191. Number of 1 Bits

Write a function that takes an unsigned integer and return the number of ‘1’ bits it has (also known as the Hamming weight).

Example 1:

Input: 00000000000000000000000000001011
Output: 3
Explanation: The input binary string 00000000000000000000000000001011 has a total of three ‘1’ bits.
Example 2:

Input: 00000000000000000000000010000000
Output: 1
Explanation: The input binary string 00000000000000000000000010000000 has a total of one ‘1’ bit.
Example 3:

Input: 11111111111111111111111111111101
Output: 31
Explanation: The input binary string 11111111111111111111111111111101 has a total of thirty one ‘1’ bits.

Note:

Note that in some languages such as Java, there is no unsigned integer type. In this case, the input will be given as signed integer type and should not affect your implementation, as the internal binary representation of the integer is the same whether it is signed or unsigned.
In Java, the compiler represents the signed integers using 2’s complement notation. Therefore, in Example 3 above the input represents the signed integer -3.
解读：
统计32位无符号二进制包含1的个数。
方法1
采用循环移位的方式，判断末尾是否为1.

练习任务:
**1)** 请重写这道位计数题目中从“Note that in”到“采用循环移位的方式，判断末尾是否为1.”的部分，并将其中的“Java”改为“Kotlin”。
**2)** 请从这道位计数题目现有内容的结尾处接着往下写。

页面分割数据
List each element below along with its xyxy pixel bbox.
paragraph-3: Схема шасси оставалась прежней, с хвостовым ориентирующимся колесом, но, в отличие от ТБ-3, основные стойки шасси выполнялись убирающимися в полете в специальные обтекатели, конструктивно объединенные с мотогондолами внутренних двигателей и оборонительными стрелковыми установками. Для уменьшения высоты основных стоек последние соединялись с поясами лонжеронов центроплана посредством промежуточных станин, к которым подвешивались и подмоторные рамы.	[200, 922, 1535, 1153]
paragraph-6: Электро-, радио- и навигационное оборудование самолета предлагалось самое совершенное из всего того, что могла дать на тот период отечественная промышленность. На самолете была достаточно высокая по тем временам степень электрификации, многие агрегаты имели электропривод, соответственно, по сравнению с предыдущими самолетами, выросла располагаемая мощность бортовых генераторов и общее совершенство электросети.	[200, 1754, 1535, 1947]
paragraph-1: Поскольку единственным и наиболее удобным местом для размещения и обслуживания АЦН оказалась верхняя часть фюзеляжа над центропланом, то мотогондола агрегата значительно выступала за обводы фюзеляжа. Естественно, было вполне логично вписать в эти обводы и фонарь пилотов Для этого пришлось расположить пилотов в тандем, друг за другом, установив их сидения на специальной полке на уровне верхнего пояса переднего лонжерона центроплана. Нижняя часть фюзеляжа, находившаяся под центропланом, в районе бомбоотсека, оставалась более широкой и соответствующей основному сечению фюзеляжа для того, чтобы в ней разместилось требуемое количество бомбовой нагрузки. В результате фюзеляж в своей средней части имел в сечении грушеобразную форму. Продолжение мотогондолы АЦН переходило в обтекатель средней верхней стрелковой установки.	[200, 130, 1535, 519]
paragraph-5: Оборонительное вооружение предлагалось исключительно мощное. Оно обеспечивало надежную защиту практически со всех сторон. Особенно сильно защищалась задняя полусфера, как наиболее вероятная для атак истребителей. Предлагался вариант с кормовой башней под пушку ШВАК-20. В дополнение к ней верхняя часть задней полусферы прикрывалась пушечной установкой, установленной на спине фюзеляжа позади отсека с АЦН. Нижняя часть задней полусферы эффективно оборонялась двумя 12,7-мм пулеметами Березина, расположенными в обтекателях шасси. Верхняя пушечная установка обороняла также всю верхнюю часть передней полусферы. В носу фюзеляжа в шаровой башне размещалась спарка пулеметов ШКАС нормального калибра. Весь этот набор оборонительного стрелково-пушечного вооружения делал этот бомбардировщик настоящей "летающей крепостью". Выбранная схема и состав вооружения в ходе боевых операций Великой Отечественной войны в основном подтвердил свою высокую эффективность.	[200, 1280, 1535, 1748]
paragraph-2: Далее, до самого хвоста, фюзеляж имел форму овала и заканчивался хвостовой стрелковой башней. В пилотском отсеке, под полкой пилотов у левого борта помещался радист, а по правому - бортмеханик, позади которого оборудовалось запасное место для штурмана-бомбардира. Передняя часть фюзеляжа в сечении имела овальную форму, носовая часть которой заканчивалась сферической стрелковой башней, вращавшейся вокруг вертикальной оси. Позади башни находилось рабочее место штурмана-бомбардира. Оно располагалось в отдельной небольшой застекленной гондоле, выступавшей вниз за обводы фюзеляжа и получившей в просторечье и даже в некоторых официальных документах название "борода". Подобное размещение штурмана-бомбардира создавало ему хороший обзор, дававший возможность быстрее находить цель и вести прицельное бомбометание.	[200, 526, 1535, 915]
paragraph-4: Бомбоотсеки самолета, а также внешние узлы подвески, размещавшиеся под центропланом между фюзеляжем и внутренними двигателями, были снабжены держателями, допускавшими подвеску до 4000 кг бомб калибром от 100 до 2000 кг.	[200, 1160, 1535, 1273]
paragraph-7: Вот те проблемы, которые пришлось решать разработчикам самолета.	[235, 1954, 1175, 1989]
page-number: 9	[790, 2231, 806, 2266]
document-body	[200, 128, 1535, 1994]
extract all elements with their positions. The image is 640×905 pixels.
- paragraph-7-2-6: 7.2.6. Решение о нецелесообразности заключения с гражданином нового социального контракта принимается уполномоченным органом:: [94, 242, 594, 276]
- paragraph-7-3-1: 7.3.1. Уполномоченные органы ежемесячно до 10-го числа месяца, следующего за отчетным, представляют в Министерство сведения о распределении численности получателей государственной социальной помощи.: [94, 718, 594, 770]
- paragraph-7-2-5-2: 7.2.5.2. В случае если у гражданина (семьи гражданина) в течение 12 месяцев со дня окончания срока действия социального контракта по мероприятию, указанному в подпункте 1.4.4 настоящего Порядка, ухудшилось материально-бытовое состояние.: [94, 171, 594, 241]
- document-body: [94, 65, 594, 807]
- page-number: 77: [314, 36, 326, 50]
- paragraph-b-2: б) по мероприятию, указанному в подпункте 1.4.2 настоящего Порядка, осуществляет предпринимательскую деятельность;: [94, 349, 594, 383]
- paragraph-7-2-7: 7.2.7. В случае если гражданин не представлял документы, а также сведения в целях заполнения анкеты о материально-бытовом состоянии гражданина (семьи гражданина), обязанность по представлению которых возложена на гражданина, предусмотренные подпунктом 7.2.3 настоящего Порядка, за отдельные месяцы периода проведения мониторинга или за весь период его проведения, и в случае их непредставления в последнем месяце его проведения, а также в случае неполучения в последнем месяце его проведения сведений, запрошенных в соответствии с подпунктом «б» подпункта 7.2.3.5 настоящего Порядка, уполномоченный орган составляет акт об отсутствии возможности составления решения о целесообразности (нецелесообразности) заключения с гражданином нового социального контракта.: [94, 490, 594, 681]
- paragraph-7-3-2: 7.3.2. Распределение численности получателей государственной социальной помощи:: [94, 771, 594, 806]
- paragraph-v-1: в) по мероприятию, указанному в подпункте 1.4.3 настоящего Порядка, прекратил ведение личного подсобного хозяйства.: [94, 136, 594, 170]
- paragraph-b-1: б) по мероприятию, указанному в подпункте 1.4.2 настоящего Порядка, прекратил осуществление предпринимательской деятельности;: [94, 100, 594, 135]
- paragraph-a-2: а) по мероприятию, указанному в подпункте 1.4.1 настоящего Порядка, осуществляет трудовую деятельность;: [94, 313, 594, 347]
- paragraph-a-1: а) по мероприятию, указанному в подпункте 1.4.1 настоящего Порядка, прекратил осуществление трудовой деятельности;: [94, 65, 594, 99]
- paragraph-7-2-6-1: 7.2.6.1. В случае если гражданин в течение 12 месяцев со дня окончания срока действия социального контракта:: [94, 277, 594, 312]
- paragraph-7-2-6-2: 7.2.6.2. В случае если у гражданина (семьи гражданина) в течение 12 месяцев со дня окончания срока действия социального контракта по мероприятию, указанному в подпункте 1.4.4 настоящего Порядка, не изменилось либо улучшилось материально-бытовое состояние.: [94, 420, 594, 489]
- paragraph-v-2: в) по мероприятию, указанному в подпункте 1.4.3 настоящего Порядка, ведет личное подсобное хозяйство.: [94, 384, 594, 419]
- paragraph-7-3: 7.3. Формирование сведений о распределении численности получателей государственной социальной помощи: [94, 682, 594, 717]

各题答案:
**1)**
Note that in some languages such as Kotlin, there is no unsigned integer type. In this case, the input will be given as signed integer type and should not affect your implementation, as the internal binary representation of the integer is the same whether it is signed or unsigned.
In Kotlin, the compiler represents the signed integers using 2’s complement notation. Therefore, in Example 3 above the input represents the signed integer -3.
解读：
统计32位无符号二进制包含1的个数。
方法1
采用循环移位的方式，判断末尾是否为1.

**2)**
代码如下：

class Solution {
public:
    int hammingWeight(uint32_t n) {
        int nums = 0;
        for(int i=0; i < 32; i++)
        {
            if(n &1 % 2 == 1)
                nums ++;
            n >>= 1;
        }
        return nums;
    }
};

执行结果：

方法2:

class Solution {
public:
    int hammingWeight(uint32_t n) {
        int nums = 0;
        while(n)
        {
            n = n&(n-1);
            nums ++;
        }
        return nums;
    }
};

其中n&(n-1)每次处理都会把二进制中最低位的1去掉。
例如，二进制为：00101100
If n = 00101100, then n – 1 = 00101011, so n & (n – 1) = 00101100 & 00101011 = 00101000. Count = 1.

If n = 00101000, then n – 1 = 00100111, so n & (n – 1) = 00101000 & 00100111 = 00100000. Count = 2.

If n = 00100000, then n – 1 = 00011111, so n & (n – 1) = 00100000 & 00011111 = 00000000. Count = 3.